-- STATED TASK --
Each entry must be given again exactly; images do not belong in the copy.
+---+
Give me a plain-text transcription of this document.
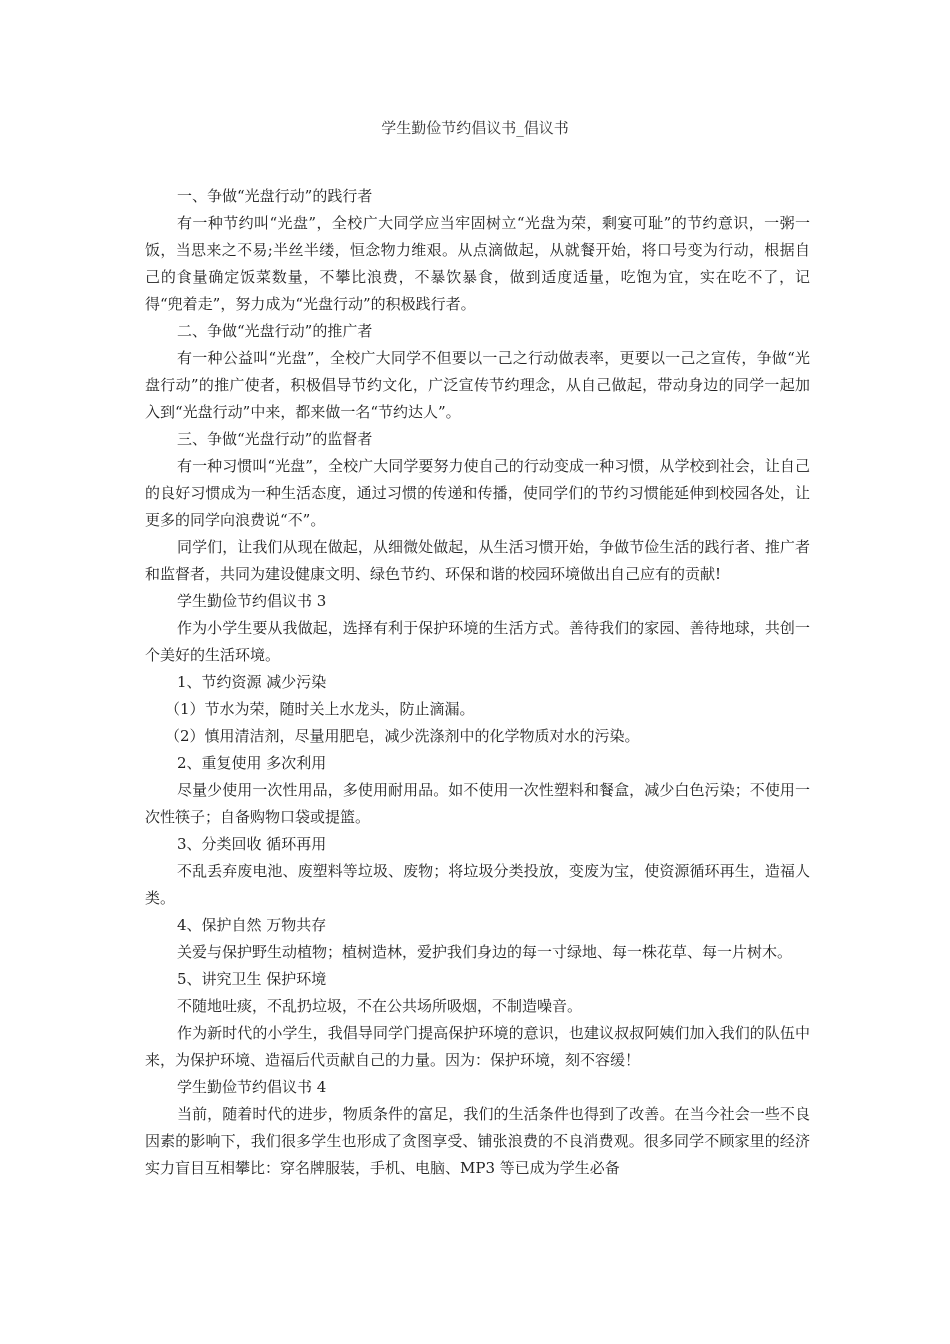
学生勤俭节约倡议书_倡议书

一、争做“光盘行动”的践行者

有一种节约叫“光盘”，全校广大同学应当牢固树立“光盘为荣，剩宴可耻”的节约意识，一粥一饭，当思来之不易;半丝半缕，恒念物力维艰。从点滴做起，从就餐开始，将口号变为行动，根据自己的食量确定饭菜数量，不攀比浪费，不暴饮暴食，做到适度适量，吃饱为宜，实在吃不了，记得“兜着走”，努力成为“光盘行动”的积极践行者。

二、争做“光盘行动”的推广者

有一种公益叫“光盘”，全校广大同学不但要以一己之行动做表率，更要以一己之宣传，争做“光盘行动”的推广使者，积极倡导节约文化，广泛宣传节约理念，从自己做起，带动身边的同学一起加入到“光盘行动”中来，都来做一名“节约达人”。

三、争做“光盘行动”的监督者

有一种习惯叫“光盘”，全校广大同学要努力使自己的行动变成一种习惯，从学校到社会，让自己的良好习惯成为一种生活态度，通过习惯的传递和传播，使同学们的节约习惯能延伸到校园各处，让更多的同学向浪费说“不”。

同学们，让我们从现在做起，从细微处做起，从生活习惯开始，争做节俭生活的践行者、推广者和监督者，共同为建设健康文明、绿色节约、环保和谐的校园环境做出自己应有的贡献!

学生勤俭节约倡议书 3

作为小学生要从我做起，选择有利于保护环境的生活方式。善待我们的家园、善待地球，共创一个美好的生活环境。

1、节约资源 减少污染

（1）节水为荣，随时关上水龙头，防止滴漏。

（2）慎用清洁剂，尽量用肥皂，减少洗涤剂中的化学物质对水的污染。

2、重复使用 多次利用

尽量少使用一次性用品，多使用耐用品。如不使用一次性塑料和餐盒，减少白色污染；不使用一次性筷子；自备购物口袋或提篮。

3、分类回收 循环再用

不乱丢弃废电池、废塑料等垃圾、废物；将垃圾分类投放，变废为宝，使资源循环再生，造福人类。

4、保护自然 万物共存

关爱与保护野生动植物；植树造林，爱护我们身边的每一寸绿地、每一株花草、每一片树木。

5、讲究卫生 保护环境

不随地吐痰，不乱扔垃圾，不在公共场所吸烟，不制造噪音。

作为新时代的小学生，我倡导同学门提高保护环境的意识，也建议叔叔阿姨们加入我们的队伍中来，为保护环境、造福后代贡献自己的力量。因为：保护环境，刻不容缓！

学生勤俭节约倡议书 4

当前，随着时代的进步，物质条件的富足，我们的生活条件也得到了改善。在当今社会一些不良因素的影响下，我们很多学生也形成了贪图享受、铺张浪费的不良消费观。很多同学不顾家里的经济实力盲目互相攀比：穿名牌服装，手机、电脑、MP3 等已成为学生必备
+---+
-- SOLUTION --
Give me a plain-text transcription of this document.
学生勤俭节约倡议书_倡议书

一、争做“光盘行动”的践行者

有一种节约叫“光盘”，全校广大同学应当牢固树立“光盘为荣，剩宴可耻”的节约意识，一粥一饭，当思来之不易;半丝半缕，恒念物力维艰。从点滴做起，从就餐开始，将口号变为行动，根据自己的食量确定饭菜数量，不攀比浪费，不暴饮暴食，做到适度适量，吃饱为宜，实在吃不了，记得“兜着走”，努力成为“光盘行动”的积极践行者。

二、争做“光盘行动”的推广者

有一种公益叫“光盘”，全校广大同学不但要以一己之行动做表率，更要以一己之宣传，争做“光盘行动”的推广使者，积极倡导节约文化，广泛宣传节约理念，从自己做起，带动身边的同学一起加入到“光盘行动”中来，都来做一名“节约达人”。

三、争做“光盘行动”的监督者

有一种习惯叫“光盘”，全校广大同学要努力使自己的行动变成一种习惯，从学校到社会，让自己的良好习惯成为一种生活态度，通过习惯的传递和传播，使同学们的节约习惯能延伸到校园各处，让更多的同学向浪费说“不”。

同学们，让我们从现在做起，从细微处做起，从生活习惯开始，争做节俭生活的践行者、推广者和监督者，共同为建设健康文明、绿色节约、环保和谐的校园环境做出自己应有的贡献!

学生勤俭节约倡议书 3

作为小学生要从我做起，选择有利于保护环境的生活方式。善待我们的家园、善待地球，共创一个美好的生活环境。

1、节约资源 减少污染

（1）节水为荣，随时关上水龙头，防止滴漏。

（2）慎用清洁剂，尽量用肥皂，减少洗涤剂中的化学物质对水的污染。

2、重复使用 多次利用

尽量少使用一次性用品，多使用耐用品。如不使用一次性塑料和餐盒，减少白色污染；不使用一次性筷子；自备购物口袋或提篮。

3、分类回收 循环再用

不乱丢弃废电池、废塑料等垃圾、废物；将垃圾分类投放，变废为宝，使资源循环再生，造福人类。

4、保护自然 万物共存

关爱与保护野生动植物；植树造林，爱护我们身边的每一寸绿地、每一株花草、每一片树木。

5、讲究卫生 保护环境

不随地吐痰，不乱扔垃圾，不在公共场所吸烟，不制造噪音。

作为新时代的小学生，我倡导同学门提高保护环境的意识，也建议叔叔阿姨们加入我们的队伍中来，为保护环境、造福后代贡献自己的力量。因为：保护环境，刻不容缓！

学生勤俭节约倡议书 4

当前，随着时代的进步，物质条件的富足，我们的生活条件也得到了改善。在当今社会一些不良因素的影响下，我们很多学生也形成了贪图享受、铺张浪费的不良消费观。很多同学不顾家里的经济实力盲目互相攀比：穿名牌服装，手机、电脑、MP3 等已成为学生必备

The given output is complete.